___ Exercise data ___

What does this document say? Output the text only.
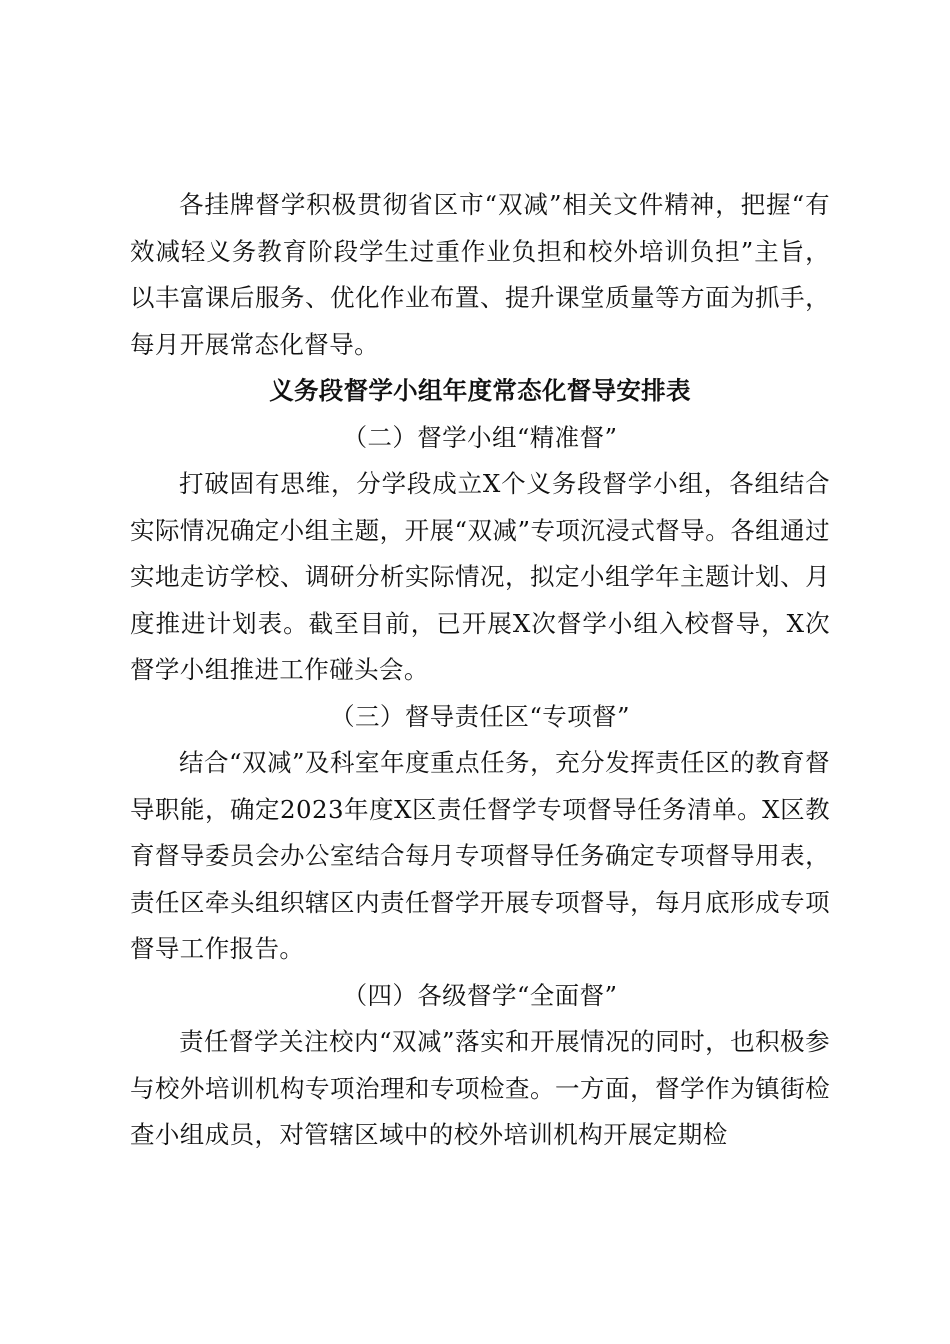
各挂牌督学积极贯彻省区市“双减”相关文件精神，把握“有效减轻义务教育阶段学生过重作业负担和校外培训负担”主旨，以丰富课后服务、优化作业布置、提升课堂质量等方面为抓手，每月开展常态化督导。

义务段督学小组年度常态化督导安排表

（二）督学小组“精准督”

打破固有思维，分学段成立X个义务段督学小组，各组结合实际情况确定小组主题，开展“双减”专项沉浸式督导。各组通过实地走访学校、调研分析实际情况，拟定小组学年主题计划、月度推进计划表。截至目前，已开展X次督学小组入校督导，X次督学小组推进工作碰头会。

（三）督导责任区“专项督”

结合“双减”及科室年度重点任务，充分发挥责任区的教育督导职能，确定2023年度X区责任督学专项督导任务清单。X区教育督导委员会办公室结合每月专项督导任务确定专项督导用表，责任区牵头组织辖区内责任督学开展专项督导，每月底形成专项督导工作报告。

（四）各级督学“全面督”

责任督学关注校内“双减”落实和开展情况的同时，也积极参与校外培训机构专项治理和专项检查。一方面，督学作为镇街检查小组成员，对管辖区域中的校外培训机构开展定期检
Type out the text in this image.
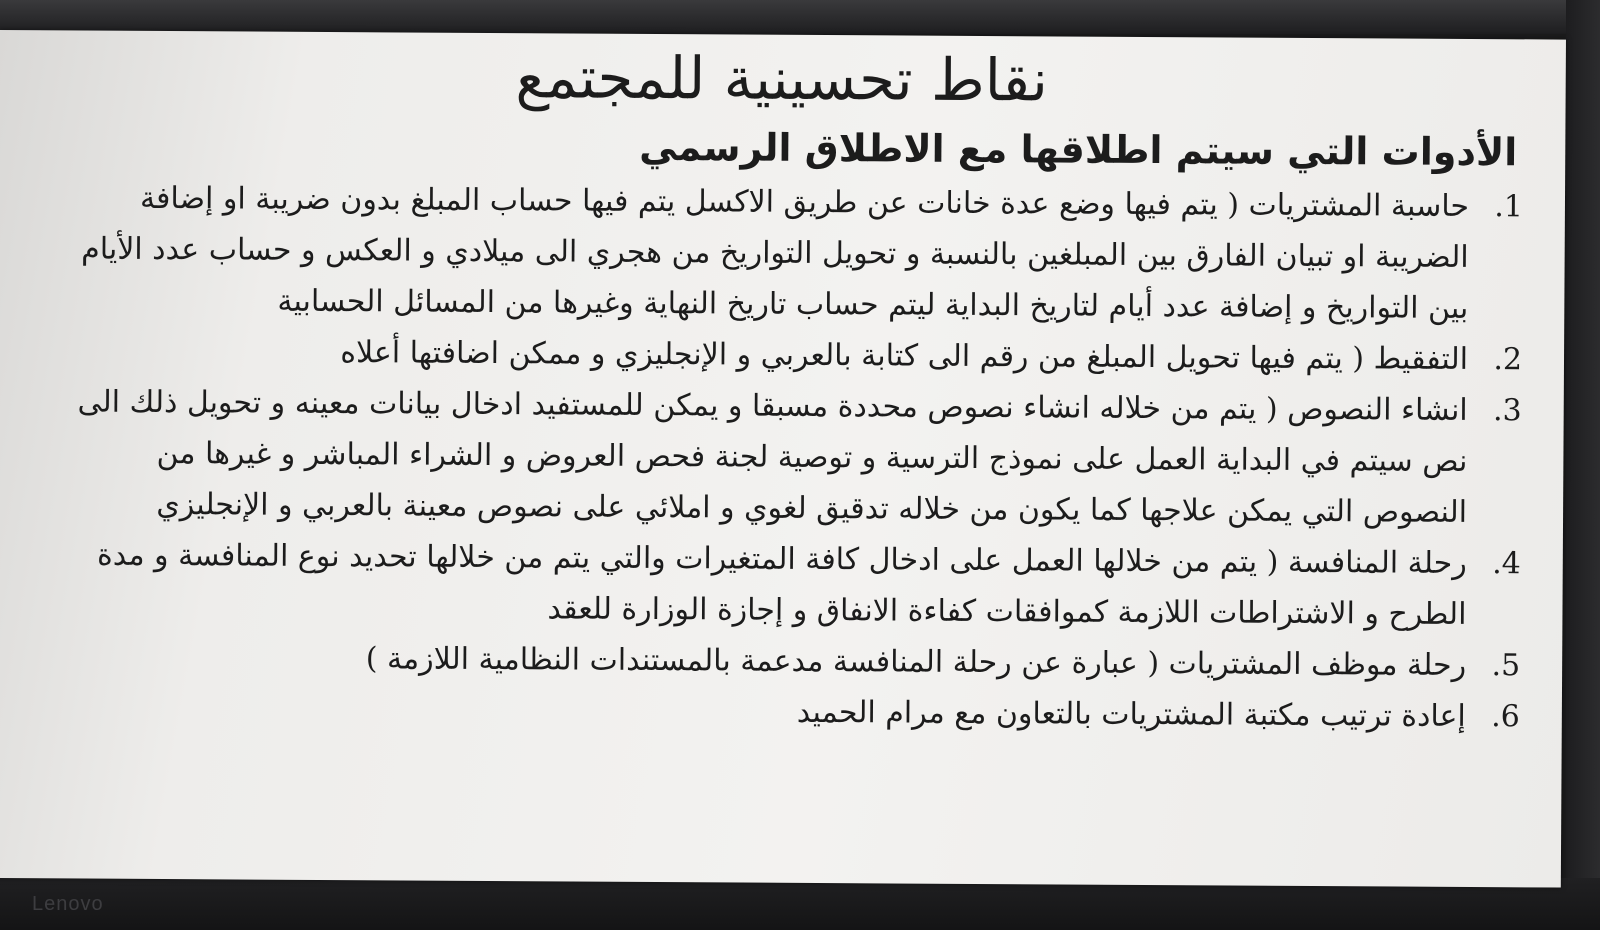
Lenovo
نقاط تحسينية للمجتمع
الأدوات التي سيتم اطلاقها مع الاطلاق الرسمي
1.
حاسبة المشتريات ( يتم فيها وضع عدة خانات عن طريق الاكسل يتم فيها حساب المبلغ بدون ضريبة او إضافة الضريبة او تبيان الفارق بين المبلغين بالنسبة و تحويل التواريخ من هجري الى ميلادي و العكس و حساب عدد الأيام بين التواريخ و إضافة عدد أيام لتاريخ البداية ليتم حساب تاريخ النهاية وغيرها من المسائل الحسابية
2.
التفقيط ( يتم فيها تحويل المبلغ من رقم الى كتابة بالعربي و الإنجليزي و ممكن اضافتها أعلاه
3.
انشاء النصوص ( يتم من خلاله انشاء نصوص محددة مسبقا و يمكن للمستفيد ادخال بيانات معينه و تحويل ذلك الى نص سيتم في البداية العمل على نموذج الترسية و توصية لجنة فحص العروض و الشراء المباشر و غيرها من النصوص التي يمكن علاجها كما يكون من خلاله تدقيق لغوي و املائي على نصوص معينة بالعربي و الإنجليزي
4.
رحلة المنافسة ( يتم من خلالها العمل على ادخال كافة المتغيرات والتي يتم من خلالها تحديد نوع المنافسة و مدة الطرح و الاشتراطات اللازمة كموافقات كفاءة الانفاق و إجازة الوزارة للعقد
5.
رحلة موظف المشتريات ( عبارة عن رحلة المنافسة مدعمة بالمستندات النظامية اللازمة )
6.
إعادة ترتيب مكتبة المشتريات بالتعاون مع مرام الحميد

___

• [Short problem] Each line above is to be copied verbatim. Drop any image from the copy.

• [Result]
What does this document say? Output the text only.
各挂牌督学积极贯彻省区市“双减”相关文件精神，把握“有效减轻义务教育阶段学生过重作业负担和校外培训负担”主旨，以丰富课后服务、优化作业布置、提升课堂质量等方面为抓手，每月开展常态化督导。

义务段督学小组年度常态化督导安排表

（二）督学小组“精准督”

打破固有思维，分学段成立X个义务段督学小组，各组结合实际情况确定小组主题，开展“双减”专项沉浸式督导。各组通过实地走访学校、调研分析实际情况，拟定小组学年主题计划、月度推进计划表。截至目前，已开展X次督学小组入校督导，X次督学小组推进工作碰头会。

（三）督导责任区“专项督”

结合“双减”及科室年度重点任务，充分发挥责任区的教育督导职能，确定2023年度X区责任督学专项督导任务清单。X区教育督导委员会办公室结合每月专项督导任务确定专项督导用表，责任区牵头组织辖区内责任督学开展专项督导，每月底形成专项督导工作报告。

（四）各级督学“全面督”

责任督学关注校内“双减”落实和开展情况的同时，也积极参与校外培训机构专项治理和专项检查。一方面，督学作为镇街检查小组成员，对管辖区域中的校外培训机构开展定期检
Type out the text in this image.
Lenovo
نقاط تحسينية للمجتمع
الأدوات التي سيتم اطلاقها مع الاطلاق الرسمي
1.
حاسبة المشتريات ( يتم فيها وضع عدة خانات عن طريق الاكسل يتم فيها حساب المبلغ بدون ضريبة او إضافة الضريبة او تبيان الفارق بين المبلغين بالنسبة و تحويل التواريخ من هجري الى ميلادي و العكس و حساب عدد الأيام بين التواريخ و إضافة عدد أيام لتاريخ البداية ليتم حساب تاريخ النهاية وغيرها من المسائل الحسابية
2.
التفقيط ( يتم فيها تحويل المبلغ من رقم الى كتابة بالعربي و الإنجليزي و ممكن اضافتها أعلاه
3.
انشاء النصوص ( يتم من خلاله انشاء نصوص محددة مسبقا و يمكن للمستفيد ادخال بيانات معينه و تحويل ذلك الى نص سيتم في البداية العمل على نموذج الترسية و توصية لجنة فحص العروض و الشراء المباشر و غيرها من النصوص التي يمكن علاجها كما يكون من خلاله تدقيق لغوي و املائي على نصوص معينة بالعربي و الإنجليزي
4.
رحلة المنافسة ( يتم من خلالها العمل على ادخال كافة المتغيرات والتي يتم من خلالها تحديد نوع المنافسة و مدة الطرح و الاشتراطات اللازمة كموافقات كفاءة الانفاق و إجازة الوزارة للعقد
5.
رحلة موظف المشتريات ( عبارة عن رحلة المنافسة مدعمة بالمستندات النظامية اللازمة )
6.
إعادة ترتيب مكتبة المشتريات بالتعاون مع مرام الحميد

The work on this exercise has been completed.